[課題一覧]
1. 医師偏在対策の記事のうち、「17年12月18日、厚労省の」を含む語句で始まり「従うべきだ」と強調していた。」で終わる部分を書き出し、その中の「厚労省」を「厚生労働省」に変えてください。
2. 医師偏在対策の記事を、最後の文のあとから書き継いでください。

[本文抜粋]
2017年末に厚生労働省の検討会がまとめた「医師偏在対策」は、当初の構想から大きく後退した。とりわけ、僻地などでの勤務経験を医療機関の管理者になれる要件とする案や、診療所の開設制限といった目玉案が骨抜きにされ、厚労省内部からも「実効性を問われる」(幹部)との声が漏れる。
▽医師不足地域での勤務経験を国が認定し、院長人事の際に評価する▽ただし、その際の院長人事とは、医師派遣機能などを持つ地域医療支援病院の院長に限定▽医師が偏っている地域での無床診療所の開業規制は先送り——。
17年12月18日、厚労省の「医療従事者の需給に関する検討会」で了承された「第2次中間とりまとめ」には、都道府県の主導で医学部の定員に「地域枠」を設けられるようにすることなどが盛り込まれた。厚労省は18年の通常国会に医療法などの改正案として提出する。ただ、16年9月の「(第1次)中間とりまとめ」にあった、「自由開業・自由標榜の見直し」などの強制色の強い改革案は、「将来に向けた課題」へと棚上げされた。
18年度の医学部定員は9419人と、07年度の1・24倍に増えた。とはいえ、地域の偏りは解消されていない。14年度の人口当たり医師数では、最多の京都府と最低の埼玉県では2倍の開きがある。外科医や産科医が不足する「診療科の偏り」も依然続いている。
同検討会の医師需給分科会は16年9月、「特定地域・診療科での一定期間診療」を診療所も含めて院長になるための要件とする案を提示。特定の診療科医が足りている地域での保険医の配置や開業を規制する案の検討も求めた。推進派の委員は「保険医は保険料と税金で生活が成り立つ『準公務員』。住居にかかわらず国民には等しい医療を提供する必要があり、一定程度の規制には従うべきだ」と強調していた。

[データ抜粋]
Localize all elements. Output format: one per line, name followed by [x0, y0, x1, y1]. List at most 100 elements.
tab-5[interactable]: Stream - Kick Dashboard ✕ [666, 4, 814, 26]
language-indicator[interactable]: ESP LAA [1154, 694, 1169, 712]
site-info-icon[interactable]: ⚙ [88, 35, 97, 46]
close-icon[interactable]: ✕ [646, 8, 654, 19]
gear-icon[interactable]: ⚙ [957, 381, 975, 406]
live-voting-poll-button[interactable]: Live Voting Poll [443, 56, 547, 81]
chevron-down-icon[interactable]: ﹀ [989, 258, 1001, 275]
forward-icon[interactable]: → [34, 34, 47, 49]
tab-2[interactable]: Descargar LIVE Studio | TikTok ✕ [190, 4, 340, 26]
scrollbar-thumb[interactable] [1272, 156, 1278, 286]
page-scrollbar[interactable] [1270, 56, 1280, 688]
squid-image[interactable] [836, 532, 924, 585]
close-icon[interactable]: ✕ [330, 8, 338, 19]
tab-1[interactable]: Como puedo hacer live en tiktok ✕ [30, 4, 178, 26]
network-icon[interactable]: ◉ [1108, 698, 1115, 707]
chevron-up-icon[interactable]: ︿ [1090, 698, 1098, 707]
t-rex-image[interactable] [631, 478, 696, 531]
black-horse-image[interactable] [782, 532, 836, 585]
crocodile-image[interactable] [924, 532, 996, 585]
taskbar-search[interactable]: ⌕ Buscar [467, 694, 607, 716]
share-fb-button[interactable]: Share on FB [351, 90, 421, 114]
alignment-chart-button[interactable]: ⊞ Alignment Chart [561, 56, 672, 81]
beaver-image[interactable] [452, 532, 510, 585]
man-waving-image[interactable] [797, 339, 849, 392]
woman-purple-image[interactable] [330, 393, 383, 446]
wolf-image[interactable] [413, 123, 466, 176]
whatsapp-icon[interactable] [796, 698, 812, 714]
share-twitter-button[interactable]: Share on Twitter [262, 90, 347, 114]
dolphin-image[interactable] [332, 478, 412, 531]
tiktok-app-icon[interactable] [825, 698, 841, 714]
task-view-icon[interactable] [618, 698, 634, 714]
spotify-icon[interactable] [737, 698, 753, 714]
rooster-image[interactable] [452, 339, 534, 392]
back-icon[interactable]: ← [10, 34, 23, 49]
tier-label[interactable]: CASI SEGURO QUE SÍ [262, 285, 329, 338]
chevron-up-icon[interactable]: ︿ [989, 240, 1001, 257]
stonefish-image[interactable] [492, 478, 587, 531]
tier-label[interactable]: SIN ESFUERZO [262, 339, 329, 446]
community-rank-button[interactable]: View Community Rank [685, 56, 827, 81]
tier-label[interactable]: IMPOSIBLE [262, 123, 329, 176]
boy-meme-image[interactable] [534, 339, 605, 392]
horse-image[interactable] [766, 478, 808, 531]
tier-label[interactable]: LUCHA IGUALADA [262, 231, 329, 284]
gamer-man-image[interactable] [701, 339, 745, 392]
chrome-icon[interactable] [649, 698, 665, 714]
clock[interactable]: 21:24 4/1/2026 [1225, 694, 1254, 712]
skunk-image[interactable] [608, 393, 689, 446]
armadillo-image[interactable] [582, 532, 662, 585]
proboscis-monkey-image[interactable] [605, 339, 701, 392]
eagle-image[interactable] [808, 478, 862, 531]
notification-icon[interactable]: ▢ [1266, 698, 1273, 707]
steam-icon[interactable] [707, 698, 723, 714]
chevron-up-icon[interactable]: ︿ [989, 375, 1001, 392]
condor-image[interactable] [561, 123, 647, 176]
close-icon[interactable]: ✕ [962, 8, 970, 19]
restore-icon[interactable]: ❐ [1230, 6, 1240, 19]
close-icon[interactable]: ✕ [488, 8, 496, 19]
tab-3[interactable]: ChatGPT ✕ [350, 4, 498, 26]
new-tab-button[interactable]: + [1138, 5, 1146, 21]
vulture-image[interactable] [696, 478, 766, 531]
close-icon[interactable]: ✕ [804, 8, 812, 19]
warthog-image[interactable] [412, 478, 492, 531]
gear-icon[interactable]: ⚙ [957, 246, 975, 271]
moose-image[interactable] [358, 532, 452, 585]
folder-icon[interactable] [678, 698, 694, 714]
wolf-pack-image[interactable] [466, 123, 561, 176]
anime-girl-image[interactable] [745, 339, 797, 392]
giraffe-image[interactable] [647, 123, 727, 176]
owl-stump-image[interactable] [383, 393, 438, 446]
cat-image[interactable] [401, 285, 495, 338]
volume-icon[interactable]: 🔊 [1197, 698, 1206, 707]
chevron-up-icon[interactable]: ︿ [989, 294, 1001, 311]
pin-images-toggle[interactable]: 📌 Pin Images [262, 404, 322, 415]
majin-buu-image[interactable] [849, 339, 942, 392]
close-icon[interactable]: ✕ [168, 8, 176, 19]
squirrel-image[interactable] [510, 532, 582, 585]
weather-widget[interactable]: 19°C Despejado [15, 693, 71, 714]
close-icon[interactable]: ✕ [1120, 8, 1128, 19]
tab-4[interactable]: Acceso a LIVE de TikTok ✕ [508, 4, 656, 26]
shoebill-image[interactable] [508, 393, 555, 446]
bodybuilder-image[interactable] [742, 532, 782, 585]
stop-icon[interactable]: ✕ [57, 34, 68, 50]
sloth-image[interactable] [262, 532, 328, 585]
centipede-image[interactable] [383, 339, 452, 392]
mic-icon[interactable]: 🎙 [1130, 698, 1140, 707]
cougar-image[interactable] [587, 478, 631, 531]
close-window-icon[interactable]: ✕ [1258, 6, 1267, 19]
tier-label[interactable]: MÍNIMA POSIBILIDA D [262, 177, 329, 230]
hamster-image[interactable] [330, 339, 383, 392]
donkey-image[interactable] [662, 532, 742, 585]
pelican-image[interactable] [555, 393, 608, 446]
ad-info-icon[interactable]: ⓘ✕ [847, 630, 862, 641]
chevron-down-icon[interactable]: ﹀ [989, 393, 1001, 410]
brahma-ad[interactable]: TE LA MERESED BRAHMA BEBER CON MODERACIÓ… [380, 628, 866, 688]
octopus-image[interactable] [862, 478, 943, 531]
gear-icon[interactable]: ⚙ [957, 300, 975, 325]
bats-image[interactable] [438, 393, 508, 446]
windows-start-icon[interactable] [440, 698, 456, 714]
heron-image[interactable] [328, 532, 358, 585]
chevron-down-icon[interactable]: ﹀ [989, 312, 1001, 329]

[課題の解答]
1.
17年12月18日、厚生労働省の「医療従事者の需給に関する検討会」で了承された「第2次中間とりまとめ」には、都道府県の主導で医学部の定員に「地域枠」を設けられるようにすることなどが盛り込まれた。厚生労働省は18年の通常国会に医療法などの改正案として提出する。ただ、16年9月の「(第1次)中間とりまとめ」にあった、「自由開業・自由標榜の見直し」などの強制色の強い改革案は、「将来に向けた課題」へと棚上げされた。
18年度の医学部定員は9419人と、07年度の1・24倍に増えた。とはいえ、地域の偏りは解消されていない。14年度の人口当たり医師数では、最多の京都府と最低の埼玉県では2倍の開きがある。外科医や産科医が不足する「診療科の偏り」も依然続いている。
同検討会の医師需給分科会は16年9月、「特定地域・診療科での一定期間診療」を診療所も含めて院長になるための要件とする案を提示。特定の診療科医が足りている地域での保険医の配置や開業を規制する案の検討も求めた。推進派の委員は「保険医は保険料と税金で生活が成り立つ『準公務員』。住居にかかわらず国民には等しい医療を提供する必要があり、一定程度の規制には従うべきだ」と強調していた。

2.
しかし、塩崎恭久厚労相(当時)の肝いりで発足した大臣の私的検討会が似たテーマの議論を始め、雲行きは変わる。「塩崎検討会」は17年4月、「個々の医師の能動的・主体的な意向を重視する」とした報告書をまとめ、「反規制色」を鮮明にしていた。
「需給検討会」は9月から偏在対策の検討に入ったものの、塩崎検討会の座長でもあった渋谷健司委員(東京大学大学院医学系研究科国際保健政策学教室教授)は再三、「医師の自発性」重視を求めた。地方からの突き上げを食った日本医師会(日医)も呼応。検討会で日医副会長の今村聡委員は「一足飛びに強制に向かうのではなく、医師側の自主的な調整」を訴え、結局、2次の中間とりまとめは強制色の薄い内容に落ち着いた。全国自治体病院協議会の邉見公雄会長(赤穂市民病院名誉院長)は「地域偏在が解消出来ず、お産が出来ない地域が増える」と指摘している。
医師不足地域での勤務実績が院長になるための選考基準となった地域医療支援病院(543病院)は、全病院の6・4%。しかも、対象はその一部だ。また、勤務実績を「評価する」とあり、曖昧さも残る。
厚労省幹部は「『僻地勤務をしないと院長になれない』のではなく、『勤務実績があるのが望ましい』という捉え方も可能」と解説する。